• **The problem**
Return each line containing the string "nella".

• **Material for this exercise**
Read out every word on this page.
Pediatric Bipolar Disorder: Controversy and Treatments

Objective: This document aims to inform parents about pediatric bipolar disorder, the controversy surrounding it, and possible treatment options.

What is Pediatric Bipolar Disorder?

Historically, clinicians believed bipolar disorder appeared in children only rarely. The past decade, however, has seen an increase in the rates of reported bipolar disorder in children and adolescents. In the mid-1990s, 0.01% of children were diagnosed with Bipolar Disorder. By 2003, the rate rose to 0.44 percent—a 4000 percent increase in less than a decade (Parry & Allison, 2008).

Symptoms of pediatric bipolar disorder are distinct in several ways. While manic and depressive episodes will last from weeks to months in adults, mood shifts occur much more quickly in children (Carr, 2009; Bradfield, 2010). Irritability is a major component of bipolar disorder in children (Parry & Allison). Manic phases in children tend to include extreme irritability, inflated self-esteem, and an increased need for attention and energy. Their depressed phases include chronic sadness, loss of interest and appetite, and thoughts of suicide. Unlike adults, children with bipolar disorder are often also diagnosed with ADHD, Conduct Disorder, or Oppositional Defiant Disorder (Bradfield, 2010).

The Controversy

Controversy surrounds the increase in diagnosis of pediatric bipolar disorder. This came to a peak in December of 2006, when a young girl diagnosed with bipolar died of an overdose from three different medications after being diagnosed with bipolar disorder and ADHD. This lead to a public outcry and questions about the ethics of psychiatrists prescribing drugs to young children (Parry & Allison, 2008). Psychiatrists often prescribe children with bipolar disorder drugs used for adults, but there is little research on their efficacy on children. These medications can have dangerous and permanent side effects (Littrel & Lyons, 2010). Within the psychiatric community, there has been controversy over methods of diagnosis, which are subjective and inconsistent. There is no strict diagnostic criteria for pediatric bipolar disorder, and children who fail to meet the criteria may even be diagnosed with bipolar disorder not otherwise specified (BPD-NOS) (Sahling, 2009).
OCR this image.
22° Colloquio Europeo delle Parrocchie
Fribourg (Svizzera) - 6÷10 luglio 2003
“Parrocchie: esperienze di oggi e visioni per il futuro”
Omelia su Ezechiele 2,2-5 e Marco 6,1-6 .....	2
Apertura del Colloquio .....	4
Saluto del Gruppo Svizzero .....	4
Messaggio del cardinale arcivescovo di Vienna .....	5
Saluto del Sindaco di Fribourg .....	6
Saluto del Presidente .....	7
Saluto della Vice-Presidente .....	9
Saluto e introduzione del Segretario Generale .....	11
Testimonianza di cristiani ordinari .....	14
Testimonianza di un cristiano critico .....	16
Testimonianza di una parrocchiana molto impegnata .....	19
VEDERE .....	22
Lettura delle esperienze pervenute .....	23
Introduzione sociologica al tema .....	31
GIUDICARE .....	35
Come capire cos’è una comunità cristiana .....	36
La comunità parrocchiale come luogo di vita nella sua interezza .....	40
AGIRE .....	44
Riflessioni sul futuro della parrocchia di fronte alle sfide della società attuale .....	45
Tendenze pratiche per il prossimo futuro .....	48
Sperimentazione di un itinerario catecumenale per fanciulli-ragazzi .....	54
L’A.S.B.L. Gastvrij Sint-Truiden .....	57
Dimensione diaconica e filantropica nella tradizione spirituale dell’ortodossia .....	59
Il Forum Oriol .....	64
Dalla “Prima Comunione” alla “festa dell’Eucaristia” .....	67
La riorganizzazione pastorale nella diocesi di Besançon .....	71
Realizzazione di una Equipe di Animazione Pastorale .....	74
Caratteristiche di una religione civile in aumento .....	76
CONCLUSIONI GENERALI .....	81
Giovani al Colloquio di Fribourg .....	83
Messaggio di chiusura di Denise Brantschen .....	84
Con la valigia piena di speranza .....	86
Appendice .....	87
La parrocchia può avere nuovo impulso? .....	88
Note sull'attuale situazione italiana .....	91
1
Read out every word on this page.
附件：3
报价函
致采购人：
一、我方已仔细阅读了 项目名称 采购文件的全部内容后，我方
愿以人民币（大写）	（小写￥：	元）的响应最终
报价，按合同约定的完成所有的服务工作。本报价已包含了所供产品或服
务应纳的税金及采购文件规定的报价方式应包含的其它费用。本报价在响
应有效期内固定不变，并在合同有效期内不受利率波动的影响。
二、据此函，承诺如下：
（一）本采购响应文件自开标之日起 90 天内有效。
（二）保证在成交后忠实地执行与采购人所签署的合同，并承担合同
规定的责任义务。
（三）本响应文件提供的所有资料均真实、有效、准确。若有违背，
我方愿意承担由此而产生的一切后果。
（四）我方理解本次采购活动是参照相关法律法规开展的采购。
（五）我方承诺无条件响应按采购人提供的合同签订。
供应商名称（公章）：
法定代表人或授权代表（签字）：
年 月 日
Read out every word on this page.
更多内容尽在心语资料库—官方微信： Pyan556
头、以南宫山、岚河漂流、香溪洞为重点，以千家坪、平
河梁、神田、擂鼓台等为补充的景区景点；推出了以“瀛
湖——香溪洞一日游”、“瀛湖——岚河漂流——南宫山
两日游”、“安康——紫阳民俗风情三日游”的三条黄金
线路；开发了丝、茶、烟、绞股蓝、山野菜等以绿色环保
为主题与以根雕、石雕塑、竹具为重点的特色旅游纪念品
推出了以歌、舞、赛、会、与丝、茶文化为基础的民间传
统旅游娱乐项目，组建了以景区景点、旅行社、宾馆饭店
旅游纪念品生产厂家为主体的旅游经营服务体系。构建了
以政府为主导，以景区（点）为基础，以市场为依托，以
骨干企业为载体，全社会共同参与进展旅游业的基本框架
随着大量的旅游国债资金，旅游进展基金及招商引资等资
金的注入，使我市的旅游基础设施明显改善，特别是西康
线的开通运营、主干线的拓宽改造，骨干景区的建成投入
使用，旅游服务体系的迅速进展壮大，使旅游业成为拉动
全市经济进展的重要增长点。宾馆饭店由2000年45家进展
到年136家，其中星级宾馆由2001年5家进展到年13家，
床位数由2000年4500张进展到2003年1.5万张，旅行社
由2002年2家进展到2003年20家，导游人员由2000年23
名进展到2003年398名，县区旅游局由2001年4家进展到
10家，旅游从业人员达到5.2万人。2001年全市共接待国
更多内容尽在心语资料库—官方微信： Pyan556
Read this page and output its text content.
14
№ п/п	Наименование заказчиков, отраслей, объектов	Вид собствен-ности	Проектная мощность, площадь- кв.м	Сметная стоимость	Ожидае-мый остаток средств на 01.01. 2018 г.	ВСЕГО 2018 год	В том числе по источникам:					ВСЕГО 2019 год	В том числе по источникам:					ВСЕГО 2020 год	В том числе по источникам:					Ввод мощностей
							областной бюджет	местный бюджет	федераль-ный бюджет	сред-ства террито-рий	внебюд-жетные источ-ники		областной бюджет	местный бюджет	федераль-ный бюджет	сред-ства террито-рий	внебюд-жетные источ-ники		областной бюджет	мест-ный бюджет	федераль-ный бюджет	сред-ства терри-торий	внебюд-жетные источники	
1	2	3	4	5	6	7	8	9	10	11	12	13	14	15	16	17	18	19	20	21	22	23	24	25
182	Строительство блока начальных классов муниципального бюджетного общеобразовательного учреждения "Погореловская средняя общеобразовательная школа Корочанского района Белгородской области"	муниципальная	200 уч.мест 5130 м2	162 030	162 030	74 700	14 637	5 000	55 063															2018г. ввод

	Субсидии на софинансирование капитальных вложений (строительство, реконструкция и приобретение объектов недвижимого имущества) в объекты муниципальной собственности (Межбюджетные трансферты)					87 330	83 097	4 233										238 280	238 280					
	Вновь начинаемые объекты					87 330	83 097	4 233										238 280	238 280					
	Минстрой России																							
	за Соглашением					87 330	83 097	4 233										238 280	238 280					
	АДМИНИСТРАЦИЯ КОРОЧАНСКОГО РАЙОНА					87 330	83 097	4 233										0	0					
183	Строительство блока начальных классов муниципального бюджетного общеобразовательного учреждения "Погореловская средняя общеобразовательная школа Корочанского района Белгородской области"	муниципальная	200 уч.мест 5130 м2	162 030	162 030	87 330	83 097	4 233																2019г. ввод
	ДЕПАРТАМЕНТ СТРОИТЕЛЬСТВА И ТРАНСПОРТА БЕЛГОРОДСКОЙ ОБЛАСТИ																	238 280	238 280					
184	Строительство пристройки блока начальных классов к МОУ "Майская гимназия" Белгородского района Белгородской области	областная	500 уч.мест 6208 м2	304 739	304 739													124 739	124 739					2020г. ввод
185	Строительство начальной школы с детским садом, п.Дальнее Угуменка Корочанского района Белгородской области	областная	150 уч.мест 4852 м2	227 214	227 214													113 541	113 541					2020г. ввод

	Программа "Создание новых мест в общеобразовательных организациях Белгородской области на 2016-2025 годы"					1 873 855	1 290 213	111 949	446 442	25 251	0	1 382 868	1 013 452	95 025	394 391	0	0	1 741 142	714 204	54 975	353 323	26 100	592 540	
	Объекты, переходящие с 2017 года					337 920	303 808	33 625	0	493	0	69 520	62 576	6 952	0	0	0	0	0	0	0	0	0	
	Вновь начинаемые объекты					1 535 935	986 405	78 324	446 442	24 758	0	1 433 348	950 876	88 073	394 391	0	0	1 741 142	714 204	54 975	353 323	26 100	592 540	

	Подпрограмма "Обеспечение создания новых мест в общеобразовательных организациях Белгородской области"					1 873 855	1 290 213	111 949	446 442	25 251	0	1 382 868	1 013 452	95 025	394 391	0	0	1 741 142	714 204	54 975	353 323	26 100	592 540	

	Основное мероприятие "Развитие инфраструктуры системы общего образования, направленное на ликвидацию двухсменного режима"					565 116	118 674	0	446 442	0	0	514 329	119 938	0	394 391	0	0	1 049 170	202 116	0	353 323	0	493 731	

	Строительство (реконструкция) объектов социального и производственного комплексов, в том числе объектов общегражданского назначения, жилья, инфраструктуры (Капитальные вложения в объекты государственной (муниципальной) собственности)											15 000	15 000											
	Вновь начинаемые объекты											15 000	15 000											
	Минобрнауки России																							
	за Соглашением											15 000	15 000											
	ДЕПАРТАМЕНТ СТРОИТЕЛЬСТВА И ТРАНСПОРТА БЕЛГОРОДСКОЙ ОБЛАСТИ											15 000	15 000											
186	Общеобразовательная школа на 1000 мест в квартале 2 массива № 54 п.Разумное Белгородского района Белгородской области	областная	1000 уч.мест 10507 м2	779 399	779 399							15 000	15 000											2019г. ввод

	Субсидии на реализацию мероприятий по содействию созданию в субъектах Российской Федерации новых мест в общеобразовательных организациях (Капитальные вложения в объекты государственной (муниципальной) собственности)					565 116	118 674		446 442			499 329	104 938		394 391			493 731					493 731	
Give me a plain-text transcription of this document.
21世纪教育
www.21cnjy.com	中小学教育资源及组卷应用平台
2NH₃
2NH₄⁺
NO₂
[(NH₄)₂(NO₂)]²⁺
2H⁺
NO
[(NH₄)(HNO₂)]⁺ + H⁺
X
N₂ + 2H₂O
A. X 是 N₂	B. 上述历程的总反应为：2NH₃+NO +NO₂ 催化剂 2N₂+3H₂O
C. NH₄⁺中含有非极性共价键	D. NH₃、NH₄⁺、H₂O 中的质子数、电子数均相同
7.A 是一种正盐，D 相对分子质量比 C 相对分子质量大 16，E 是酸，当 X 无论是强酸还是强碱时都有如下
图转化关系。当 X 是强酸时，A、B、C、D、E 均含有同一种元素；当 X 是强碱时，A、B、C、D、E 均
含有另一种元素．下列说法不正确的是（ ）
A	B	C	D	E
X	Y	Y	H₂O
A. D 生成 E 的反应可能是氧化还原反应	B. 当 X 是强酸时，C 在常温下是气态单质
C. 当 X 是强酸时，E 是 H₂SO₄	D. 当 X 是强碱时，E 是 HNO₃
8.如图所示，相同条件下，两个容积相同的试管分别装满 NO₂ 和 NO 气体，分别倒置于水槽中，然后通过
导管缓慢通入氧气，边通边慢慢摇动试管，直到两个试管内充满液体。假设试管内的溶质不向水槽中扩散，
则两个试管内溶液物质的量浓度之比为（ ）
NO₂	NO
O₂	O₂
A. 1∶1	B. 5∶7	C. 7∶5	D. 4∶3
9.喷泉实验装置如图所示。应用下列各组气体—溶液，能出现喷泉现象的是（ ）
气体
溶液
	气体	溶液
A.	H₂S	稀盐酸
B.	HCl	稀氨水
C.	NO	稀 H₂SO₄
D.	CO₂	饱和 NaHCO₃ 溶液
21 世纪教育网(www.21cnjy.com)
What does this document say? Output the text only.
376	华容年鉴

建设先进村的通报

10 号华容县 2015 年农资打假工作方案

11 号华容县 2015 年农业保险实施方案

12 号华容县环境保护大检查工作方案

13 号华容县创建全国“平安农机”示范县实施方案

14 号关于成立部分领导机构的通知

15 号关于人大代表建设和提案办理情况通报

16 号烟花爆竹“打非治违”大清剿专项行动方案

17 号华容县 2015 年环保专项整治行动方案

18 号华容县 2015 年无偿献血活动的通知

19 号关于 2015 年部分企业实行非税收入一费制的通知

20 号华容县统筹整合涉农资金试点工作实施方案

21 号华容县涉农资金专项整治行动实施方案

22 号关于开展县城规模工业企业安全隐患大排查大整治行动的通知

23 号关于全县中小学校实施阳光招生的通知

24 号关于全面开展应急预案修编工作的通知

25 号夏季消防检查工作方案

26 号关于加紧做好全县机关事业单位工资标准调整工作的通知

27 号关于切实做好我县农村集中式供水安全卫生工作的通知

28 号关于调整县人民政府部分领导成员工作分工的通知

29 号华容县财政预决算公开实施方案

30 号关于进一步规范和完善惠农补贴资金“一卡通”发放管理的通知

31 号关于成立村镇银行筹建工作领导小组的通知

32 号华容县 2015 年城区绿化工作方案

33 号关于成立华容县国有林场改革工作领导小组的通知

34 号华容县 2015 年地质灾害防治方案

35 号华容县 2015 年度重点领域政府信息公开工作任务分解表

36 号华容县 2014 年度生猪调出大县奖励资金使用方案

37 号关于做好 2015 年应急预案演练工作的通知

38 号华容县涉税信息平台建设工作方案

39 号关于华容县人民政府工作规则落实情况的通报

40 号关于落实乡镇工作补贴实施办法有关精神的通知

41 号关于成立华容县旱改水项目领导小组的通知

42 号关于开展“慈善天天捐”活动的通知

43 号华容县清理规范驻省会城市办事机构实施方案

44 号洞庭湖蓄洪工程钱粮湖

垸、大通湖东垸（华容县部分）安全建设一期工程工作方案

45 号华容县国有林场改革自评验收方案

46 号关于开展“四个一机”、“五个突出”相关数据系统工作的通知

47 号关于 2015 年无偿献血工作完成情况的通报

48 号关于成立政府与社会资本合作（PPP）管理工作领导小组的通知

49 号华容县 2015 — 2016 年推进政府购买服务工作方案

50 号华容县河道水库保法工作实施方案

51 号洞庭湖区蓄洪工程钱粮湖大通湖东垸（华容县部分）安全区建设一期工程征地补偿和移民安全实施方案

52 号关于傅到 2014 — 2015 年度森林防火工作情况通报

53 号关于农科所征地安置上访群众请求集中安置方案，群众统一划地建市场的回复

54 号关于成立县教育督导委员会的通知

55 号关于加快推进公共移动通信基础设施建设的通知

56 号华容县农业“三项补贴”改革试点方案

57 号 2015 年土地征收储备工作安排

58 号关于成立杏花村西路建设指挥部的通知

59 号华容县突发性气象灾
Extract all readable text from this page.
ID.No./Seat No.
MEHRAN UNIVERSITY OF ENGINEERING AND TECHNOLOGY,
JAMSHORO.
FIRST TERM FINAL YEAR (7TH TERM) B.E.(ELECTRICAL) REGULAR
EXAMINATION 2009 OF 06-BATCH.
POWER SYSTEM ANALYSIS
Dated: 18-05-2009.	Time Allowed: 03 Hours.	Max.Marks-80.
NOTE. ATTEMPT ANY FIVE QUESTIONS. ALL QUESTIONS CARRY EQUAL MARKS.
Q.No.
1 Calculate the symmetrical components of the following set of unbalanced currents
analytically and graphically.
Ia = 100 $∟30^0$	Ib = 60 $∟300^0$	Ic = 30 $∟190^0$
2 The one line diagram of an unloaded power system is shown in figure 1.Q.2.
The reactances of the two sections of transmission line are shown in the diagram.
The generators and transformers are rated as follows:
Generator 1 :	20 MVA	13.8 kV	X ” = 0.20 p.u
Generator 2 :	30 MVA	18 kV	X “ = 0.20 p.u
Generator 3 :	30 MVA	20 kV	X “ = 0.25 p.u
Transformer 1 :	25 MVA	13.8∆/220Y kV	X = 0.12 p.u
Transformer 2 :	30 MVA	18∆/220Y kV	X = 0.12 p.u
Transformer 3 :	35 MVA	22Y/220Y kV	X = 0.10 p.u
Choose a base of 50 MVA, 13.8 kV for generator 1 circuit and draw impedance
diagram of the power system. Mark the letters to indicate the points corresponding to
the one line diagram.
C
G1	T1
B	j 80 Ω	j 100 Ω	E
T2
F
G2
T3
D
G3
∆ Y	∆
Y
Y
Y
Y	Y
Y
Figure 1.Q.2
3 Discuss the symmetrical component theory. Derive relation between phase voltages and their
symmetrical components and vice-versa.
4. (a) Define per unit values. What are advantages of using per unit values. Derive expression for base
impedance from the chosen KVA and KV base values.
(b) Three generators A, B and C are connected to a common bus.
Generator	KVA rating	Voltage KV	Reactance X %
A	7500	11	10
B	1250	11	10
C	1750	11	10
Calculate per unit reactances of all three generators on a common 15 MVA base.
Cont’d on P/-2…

• **Exercise response**
La comunità parrocchiale come luogo di vita nella sua interezza .....	40
Dimensione diaconica e filantropica nella tradizione spirituale dell’ortodossia .....	59
La riorganizzazione pastorale nella diocesi di Besançon .....	71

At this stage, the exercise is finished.